____ Task input

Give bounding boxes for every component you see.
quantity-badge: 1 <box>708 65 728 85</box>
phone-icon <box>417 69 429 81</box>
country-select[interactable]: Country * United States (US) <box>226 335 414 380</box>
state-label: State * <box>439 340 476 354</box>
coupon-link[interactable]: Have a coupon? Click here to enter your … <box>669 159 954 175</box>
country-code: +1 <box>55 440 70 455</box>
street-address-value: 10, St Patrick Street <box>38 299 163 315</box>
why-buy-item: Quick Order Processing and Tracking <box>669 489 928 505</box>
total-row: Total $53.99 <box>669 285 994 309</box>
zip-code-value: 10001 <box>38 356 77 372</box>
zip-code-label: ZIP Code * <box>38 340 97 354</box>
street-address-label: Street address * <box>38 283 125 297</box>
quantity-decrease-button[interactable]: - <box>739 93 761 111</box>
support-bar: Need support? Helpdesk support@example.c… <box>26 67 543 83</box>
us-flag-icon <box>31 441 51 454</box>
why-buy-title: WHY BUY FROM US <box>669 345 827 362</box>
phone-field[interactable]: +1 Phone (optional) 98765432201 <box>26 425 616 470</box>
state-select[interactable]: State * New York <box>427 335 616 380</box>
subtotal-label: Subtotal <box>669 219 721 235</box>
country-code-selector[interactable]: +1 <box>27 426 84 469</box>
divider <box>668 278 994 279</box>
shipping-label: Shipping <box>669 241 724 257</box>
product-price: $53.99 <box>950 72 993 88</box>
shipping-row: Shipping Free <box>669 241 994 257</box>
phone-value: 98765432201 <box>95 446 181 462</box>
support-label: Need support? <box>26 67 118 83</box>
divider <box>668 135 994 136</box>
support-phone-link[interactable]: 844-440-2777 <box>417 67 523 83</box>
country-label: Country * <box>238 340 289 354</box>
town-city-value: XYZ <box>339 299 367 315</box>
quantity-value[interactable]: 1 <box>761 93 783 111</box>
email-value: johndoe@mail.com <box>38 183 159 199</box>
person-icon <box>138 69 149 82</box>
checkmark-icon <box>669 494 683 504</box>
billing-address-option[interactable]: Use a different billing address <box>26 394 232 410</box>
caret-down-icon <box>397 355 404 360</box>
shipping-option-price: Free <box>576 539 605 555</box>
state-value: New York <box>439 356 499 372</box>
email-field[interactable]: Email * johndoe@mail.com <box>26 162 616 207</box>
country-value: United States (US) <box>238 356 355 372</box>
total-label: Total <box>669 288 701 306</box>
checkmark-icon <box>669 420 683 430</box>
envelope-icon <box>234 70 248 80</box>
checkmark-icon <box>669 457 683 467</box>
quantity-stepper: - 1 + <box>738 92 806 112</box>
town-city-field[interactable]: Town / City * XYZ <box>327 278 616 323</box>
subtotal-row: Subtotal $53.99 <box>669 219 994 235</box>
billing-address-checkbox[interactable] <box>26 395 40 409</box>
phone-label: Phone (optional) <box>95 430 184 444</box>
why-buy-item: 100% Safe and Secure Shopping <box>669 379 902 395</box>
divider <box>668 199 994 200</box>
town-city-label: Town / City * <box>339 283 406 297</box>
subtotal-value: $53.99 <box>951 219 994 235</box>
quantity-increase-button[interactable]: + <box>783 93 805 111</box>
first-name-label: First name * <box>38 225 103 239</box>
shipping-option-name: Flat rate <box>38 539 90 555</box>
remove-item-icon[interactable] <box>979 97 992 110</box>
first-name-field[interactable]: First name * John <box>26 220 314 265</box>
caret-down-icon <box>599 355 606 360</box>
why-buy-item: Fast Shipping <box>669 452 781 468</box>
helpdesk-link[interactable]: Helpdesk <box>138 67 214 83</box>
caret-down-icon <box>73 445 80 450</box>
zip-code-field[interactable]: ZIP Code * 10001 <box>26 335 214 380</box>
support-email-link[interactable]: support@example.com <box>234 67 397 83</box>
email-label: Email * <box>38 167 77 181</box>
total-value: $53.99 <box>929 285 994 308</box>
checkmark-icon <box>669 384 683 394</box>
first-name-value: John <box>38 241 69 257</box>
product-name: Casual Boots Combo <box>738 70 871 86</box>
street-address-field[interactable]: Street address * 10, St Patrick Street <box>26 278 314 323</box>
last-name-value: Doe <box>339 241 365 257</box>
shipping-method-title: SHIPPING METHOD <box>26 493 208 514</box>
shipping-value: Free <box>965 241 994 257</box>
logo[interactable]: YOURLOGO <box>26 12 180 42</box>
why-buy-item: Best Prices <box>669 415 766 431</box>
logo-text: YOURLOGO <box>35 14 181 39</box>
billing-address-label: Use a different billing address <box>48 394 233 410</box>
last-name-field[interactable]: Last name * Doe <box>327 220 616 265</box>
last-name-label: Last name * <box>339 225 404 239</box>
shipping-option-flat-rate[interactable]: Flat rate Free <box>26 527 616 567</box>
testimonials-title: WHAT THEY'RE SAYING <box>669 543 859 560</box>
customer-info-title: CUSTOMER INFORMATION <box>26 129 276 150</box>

________

Can you output every line of the items above as a numbered list, skipping any blank lines?

■ **Complete output**:
1. Give bounding boxes for every component you see.
2. quantity-badge: 1 <box>708 65 728 85</box>
3. phone-icon <box>417 69 429 81</box>
4. country-select[interactable]: Country * United States (US) <box>226 335 414 380</box>
5. state-label: State * <box>439 340 476 354</box>
6. coupon-link[interactable]: Have a coupon? Click here to enter your … <box>669 159 954 175</box>
7. country-code: +1 <box>55 440 70 455</box>
8. street-address-value: 10, St Patrick Street <box>38 299 163 315</box>
9. why-buy-item: Quick Order Processing and Tracking <box>669 489 928 505</box>
10. total-row: Total $53.99 <box>669 285 994 309</box>
11. zip-code-value: 10001 <box>38 356 77 372</box>
12. zip-code-label: ZIP Code * <box>38 340 97 354</box>
13. street-address-label: Street address * <box>38 283 125 297</box>
14. quantity-decrease-button[interactable]: - <box>739 93 761 111</box>
15. support-bar: Need support? Helpdesk support@example.c… <box>26 67 543 83</box>
16. us-flag-icon <box>31 441 51 454</box>
17. why-buy-title: WHY BUY FROM US <box>669 345 827 362</box>
18. phone-field[interactable]: +1 Phone (optional) 98765432201 <box>26 425 616 470</box>
19. state-select[interactable]: State * New York <box>427 335 616 380</box>
20. subtotal-label: Subtotal <box>669 219 721 235</box>
21. country-code-selector[interactable]: +1 <box>27 426 84 469</box>
22. divider <box>668 278 994 279</box>
23. shipping-label: Shipping <box>669 241 724 257</box>
24. product-price: $53.99 <box>950 72 993 88</box>
25. shipping-row: Shipping Free <box>669 241 994 257</box>
26. phone-value: 98765432201 <box>95 446 181 462</box>
27. support-label: Need support? <box>26 67 118 83</box>
28. divider <box>668 135 994 136</box>
29. support-phone-link[interactable]: 844-440-2777 <box>417 67 523 83</box>
30. country-label: Country * <box>238 340 289 354</box>
31. town-city-value: XYZ <box>339 299 367 315</box>
32. quantity-value[interactable]: 1 <box>761 93 783 111</box>
33. email-value: johndoe@mail.com <box>38 183 159 199</box>
34. person-icon <box>138 69 149 82</box>
35. checkmark-icon <box>669 494 683 504</box>
36. billing-address-option[interactable]: Use a different billing address <box>26 394 232 410</box>
37. caret-down-icon <box>397 355 404 360</box>
38. shipping-option-price: Free <box>576 539 605 555</box>
39. state-value: New York <box>439 356 499 372</box>
40. email-field[interactable]: Email * johndoe@mail.com <box>26 162 616 207</box>
41. country-value: United States (US) <box>238 356 355 372</box>
42. total-label: Total <box>669 288 701 306</box>
43. checkmark-icon <box>669 420 683 430</box>
44. envelope-icon <box>234 70 248 80</box>
45. checkmark-icon <box>669 457 683 467</box>
46. quantity-stepper: - 1 + <box>738 92 806 112</box>
47. town-city-field[interactable]: Town / City * XYZ <box>327 278 616 323</box>
48. subtotal-row: Subtotal $53.99 <box>669 219 994 235</box>
49. billing-address-checkbox[interactable] <box>26 395 40 409</box>
50. phone-label: Phone (optional) <box>95 430 184 444</box>
51. why-buy-item: 100% Safe and Secure Shopping <box>669 379 902 395</box>
52. divider <box>668 199 994 200</box>
53. town-city-label: Town / City * <box>339 283 406 297</box>
54. subtotal-value: $53.99 <box>951 219 994 235</box>
55. quantity-increase-button[interactable]: + <box>783 93 805 111</box>
56. first-name-label: First name * <box>38 225 103 239</box>
57. shipping-option-name: Flat rate <box>38 539 90 555</box>
58. remove-item-icon[interactable] <box>979 97 992 110</box>
59. first-name-field[interactable]: First name * John <box>26 220 314 265</box>
60. caret-down-icon <box>599 355 606 360</box>
61. why-buy-item: Fast Shipping <box>669 452 781 468</box>
62. helpdesk-link[interactable]: Helpdesk <box>138 67 214 83</box>
63. caret-down-icon <box>73 445 80 450</box>
64. zip-code-field[interactable]: ZIP Code * 10001 <box>26 335 214 380</box>
65. support-email-link[interactable]: support@example.com <box>234 67 397 83</box>
66. email-label: Email * <box>38 167 77 181</box>
67. total-value: $53.99 <box>929 285 994 308</box>
68. checkmark-icon <box>669 384 683 394</box>
69. first-name-value: John <box>38 241 69 257</box>
70. product-name: Casual Boots Combo <box>738 70 871 86</box>
71. street-address-field[interactable]: Street address * 10, St Patrick Street <box>26 278 314 323</box>
72. last-name-value: Doe <box>339 241 365 257</box>
73. shipping-method-title: SHIPPING METHOD <box>26 493 208 514</box>
74. shipping-value: Free <box>965 241 994 257</box>
75. logo[interactable]: YOURLOGO <box>26 12 180 42</box>
76. why-buy-item: Best Prices <box>669 415 766 431</box>
77. logo-text: YOURLOGO <box>35 14 181 39</box>
78. billing-address-label: Use a different billing address <box>48 394 233 410</box>
79. last-name-field[interactable]: Last name * Doe <box>327 220 616 265</box>
80. last-name-label: Last name * <box>339 225 404 239</box>
81. shipping-option-flat-rate[interactable]: Flat rate Free <box>26 527 616 567</box>
82. testimonials-title: WHAT THEY'RE SAYING <box>669 543 859 560</box>
83. customer-info-title: CUSTOMER INFORMATION <box>26 129 276 150</box>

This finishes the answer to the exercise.